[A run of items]
********

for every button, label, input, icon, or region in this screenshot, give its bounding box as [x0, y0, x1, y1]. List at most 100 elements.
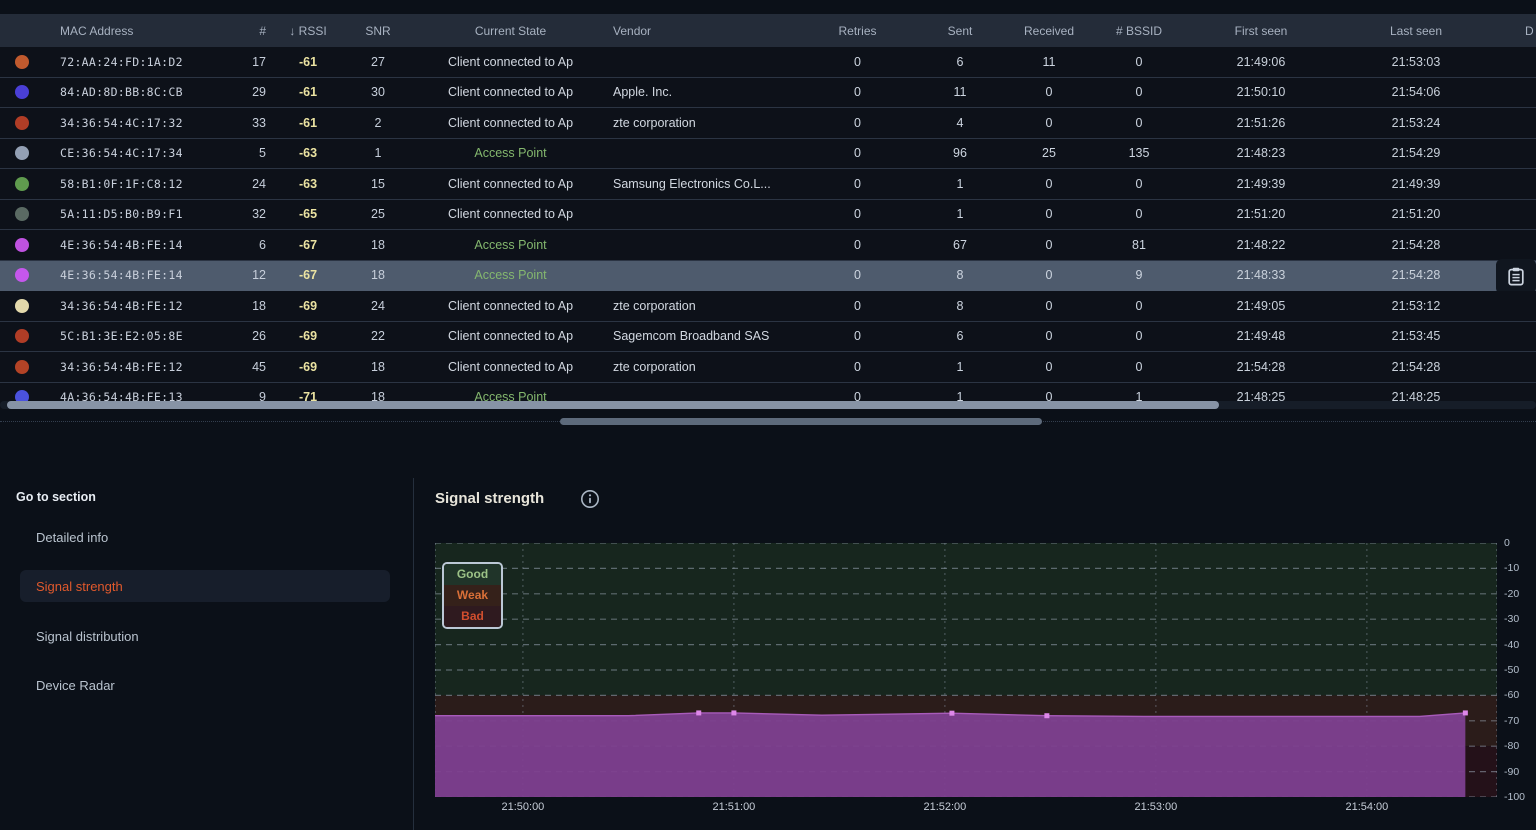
sent-cell: 11	[905, 85, 1015, 99]
data-point-marker	[1044, 713, 1049, 718]
received-cell: 0	[1015, 85, 1083, 99]
table-hscrollbar-thumb[interactable]	[7, 401, 1219, 409]
rssi-cell: -63	[276, 177, 340, 191]
sidebar-item-signal-strength[interactable]: Signal strength	[20, 570, 390, 602]
table-row[interactable]: 34:36:54:4C:17:3233-612Client connected …	[0, 108, 1536, 139]
packet-count-cell: 18	[220, 299, 276, 313]
sidebar-item-signal-distribution[interactable]: Signal distribution	[20, 620, 390, 652]
sidebar-item-device-radar[interactable]: Device Radar	[20, 669, 390, 701]
table-row[interactable]: CE:36:54:4C:17:345-631Access Point096251…	[0, 139, 1536, 170]
packet-count-cell: 24	[220, 177, 276, 191]
x-axis-tick-label: 21:52:00	[900, 801, 990, 813]
last-seen-cell: 21:54:06	[1327, 85, 1505, 99]
chart-info-icon[interactable]	[580, 489, 600, 509]
copy-row-button[interactable]	[1496, 259, 1536, 294]
table-row[interactable]: 72:AA:24:FD:1A:D217-6127Client connected…	[0, 47, 1536, 78]
retries-cell: 0	[810, 146, 905, 160]
received-cell: 0	[1015, 268, 1083, 282]
x-axis-tick-label: 21:53:00	[1111, 801, 1201, 813]
table-row[interactable]: 34:36:54:4B:FE:1218-6924Client connected…	[0, 291, 1536, 322]
device-color-cell	[0, 268, 44, 282]
device-color-cell	[0, 146, 44, 160]
received-cell: 0	[1015, 238, 1083, 252]
header-bssid[interactable]: # BSSID	[1083, 24, 1195, 38]
y-axis-tick-label: -90	[1504, 766, 1519, 778]
table-row[interactable]: 4E:36:54:4B:FE:146-6718Access Point06708…	[0, 230, 1536, 261]
packet-count-cell: 17	[220, 55, 276, 69]
header-received[interactable]: Received	[1015, 24, 1083, 38]
table-row[interactable]: 4E:36:54:4B:FE:1412-6718Access Point0809…	[0, 261, 1536, 292]
header-snr[interactable]: SNR	[340, 24, 416, 38]
legend-weak: Weak	[444, 585, 501, 606]
table-header-row: MAC Address # ↓ RSSI SNR Current State V…	[0, 14, 1536, 47]
bssid-count-cell: 0	[1083, 329, 1195, 343]
last-seen-cell: 21:49:39	[1327, 177, 1505, 191]
last-seen-cell: 21:54:28	[1327, 268, 1505, 282]
y-axis-tick-label: 0	[1504, 537, 1510, 549]
current-state-cell: Client connected to Ap	[416, 299, 605, 313]
sidebar-divider	[413, 478, 414, 830]
received-cell: 25	[1015, 146, 1083, 160]
received-cell: 0	[1015, 116, 1083, 130]
mac-address-cell: 4E:36:54:4B:FE:14	[44, 268, 220, 282]
table-row[interactable]: 34:36:54:4B:FE:1245-6918Client connected…	[0, 352, 1536, 383]
rssi-cell: -69	[276, 329, 340, 343]
received-cell: 0	[1015, 299, 1083, 313]
received-cell: 0	[1015, 177, 1083, 191]
legend-bad: Bad	[444, 606, 501, 627]
header-state[interactable]: Current State	[416, 24, 605, 38]
vendor-cell: Samsung Electronics Co.L...	[605, 177, 810, 191]
header-rssi[interactable]: ↓ RSSI	[276, 24, 340, 38]
device-color-cell	[0, 238, 44, 252]
y-axis-tick-label: -100	[1504, 791, 1525, 803]
mac-address-cell: 34:36:54:4B:FE:12	[44, 360, 220, 374]
rssi-cell: -61	[276, 116, 340, 130]
header-data-clipped[interactable]: D	[1505, 24, 1536, 38]
data-point-marker	[696, 710, 701, 715]
rssi-cell: -61	[276, 55, 340, 69]
sidebar-item-detailed-info[interactable]: Detailed info	[20, 521, 390, 553]
bssid-count-cell: 9	[1083, 268, 1195, 282]
header-vendor[interactable]: Vendor	[605, 24, 810, 38]
x-axis-tick-label: 21:51:00	[689, 801, 779, 813]
packet-count-cell: 6	[220, 238, 276, 252]
rssi-cell: -61	[276, 85, 340, 99]
header-retries[interactable]: Retries	[810, 24, 905, 38]
table-row[interactable]: 58:B1:0F:1F:C8:1224-6315Client connected…	[0, 169, 1536, 200]
vendor-cell: Sagemcom Broadband SAS	[605, 329, 810, 343]
rssi-cell: -67	[276, 268, 340, 282]
device-color-dot	[15, 116, 29, 130]
current-state-cell: Access Point	[416, 238, 605, 252]
packet-count-cell: 5	[220, 146, 276, 160]
y-axis-tick-label: -80	[1504, 740, 1519, 752]
sort-desc-icon: ↓	[289, 24, 295, 38]
data-point-marker	[1463, 710, 1468, 715]
first-seen-cell: 21:49:06	[1195, 55, 1327, 69]
x-axis-tick-label: 21:50:00	[478, 801, 568, 813]
device-color-dot	[15, 177, 29, 191]
device-color-dot	[15, 146, 29, 160]
device-color-cell	[0, 360, 44, 374]
bssid-count-cell: 0	[1083, 85, 1195, 99]
retries-cell: 0	[810, 177, 905, 191]
device-color-cell	[0, 116, 44, 130]
table-row[interactable]: 5C:B1:3E:E2:05:8E26-6922Client connected…	[0, 322, 1536, 353]
last-seen-cell: 21:53:24	[1327, 116, 1505, 130]
y-axis-tick-label: -60	[1504, 689, 1519, 701]
header-mac[interactable]: MAC Address	[44, 24, 220, 38]
device-color-dot	[15, 268, 29, 282]
snr-cell: 24	[340, 299, 416, 313]
table-row[interactable]: 84:AD:8D:BB:8C:CB29-6130Client connected…	[0, 78, 1536, 109]
rssi-cell: -69	[276, 360, 340, 374]
table-row[interactable]: 5A:11:D5:B0:B9:F132-6525Client connected…	[0, 200, 1536, 231]
last-seen-cell: 21:54:29	[1327, 146, 1505, 160]
header-sent[interactable]: Sent	[905, 24, 1015, 38]
header-last-seen[interactable]: Last seen	[1327, 24, 1505, 38]
mac-address-cell: CE:36:54:4C:17:34	[44, 146, 220, 160]
header-count[interactable]: #	[220, 24, 276, 38]
packet-count-cell: 32	[220, 207, 276, 221]
panel-resize-handle[interactable]	[560, 418, 1042, 425]
rssi-cell: -65	[276, 207, 340, 221]
bssid-count-cell: 0	[1083, 116, 1195, 130]
header-first-seen[interactable]: First seen	[1195, 24, 1327, 38]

********

[Written exercise]
Format the lines from the one containing "85, 1015, 99]" up to and including the one containing "current-state-cell: Client connected" as a numbered list, leaving out any blank lines.

[Exercise output]
1. sent-cell: 11	[905, 85, 1015, 99]
2. data-point-marker	[1044, 713, 1049, 718]
3. received-cell: 0	[1015, 85, 1083, 99]
4. table-hscrollbar-thumb[interactable]	[7, 401, 1219, 409]
5. rssi-cell: -63	[276, 177, 340, 191]
6. sidebar-item-signal-strength[interactable]: Signal strength	[20, 570, 390, 602]
7. table-row[interactable]: 34:36:54:4C:17:3233-612Client connected …	[0, 108, 1536, 139]
8. packet-count-cell: 18	[220, 299, 276, 313]
9. sidebar-item-signal-distribution[interactable]: Signal distribution	[20, 620, 390, 652]
10. sidebar-item-device-radar[interactable]: Device Radar	[20, 669, 390, 701]
11. table-row[interactable]: CE:36:54:4C:17:345-631Access Point096251…	[0, 139, 1536, 170]
12. packet-count-cell: 24	[220, 177, 276, 191]
13. x-axis-tick-label: 21:52:00	[900, 801, 990, 813]
14. last-seen-cell: 21:54:06	[1327, 85, 1505, 99]
15. chart-info-icon[interactable]	[580, 489, 600, 509]
16. copy-row-button[interactable]	[1496, 259, 1536, 294]
17. table-row[interactable]: 72:AA:24:FD:1A:D217-6127Client connected…	[0, 47, 1536, 78]
18. retries-cell: 0	[810, 146, 905, 160]
19. received-cell: 0	[1015, 268, 1083, 282]
20. x-axis-tick-label: 21:53:00	[1111, 801, 1201, 813]
21. table-row[interactable]: 34:36:54:4B:FE:1218-6924Client connected…	[0, 291, 1536, 322]
22. device-color-cell	[0, 268, 44, 282]
23. device-color-cell	[0, 146, 44, 160]
24. received-cell: 0	[1015, 238, 1083, 252]
25. header-bssid[interactable]: # BSSID	[1083, 24, 1195, 38]
26. y-axis-tick-label: -90	[1504, 766, 1519, 778]
27. table-row[interactable]: 4E:36:54:4B:FE:146-6718Access Point06708…	[0, 230, 1536, 261]
28. packet-count-cell: 17	[220, 55, 276, 69]
29. header-received[interactable]: Received	[1015, 24, 1083, 38]
30. table-row[interactable]: 4E:36:54:4B:FE:1412-6718Access Point0809…	[0, 261, 1536, 292]
31. header-snr[interactable]: SNR	[340, 24, 416, 38]
32. legend-weak: Weak	[444, 585, 501, 606]
33. table-header-row: MAC Address # ↓ RSSI SNR Current State V…	[0, 14, 1536, 47]
34. bssid-count-cell: 0	[1083, 329, 1195, 343]
35. last-seen-cell: 21:49:39	[1327, 177, 1505, 191]
36. last-seen-cell: 21:54:28	[1327, 268, 1505, 282]
37. y-axis-tick-label: 0	[1504, 537, 1510, 549]
38. current-state-cell: Client connected to Ap	[416, 299, 605, 313]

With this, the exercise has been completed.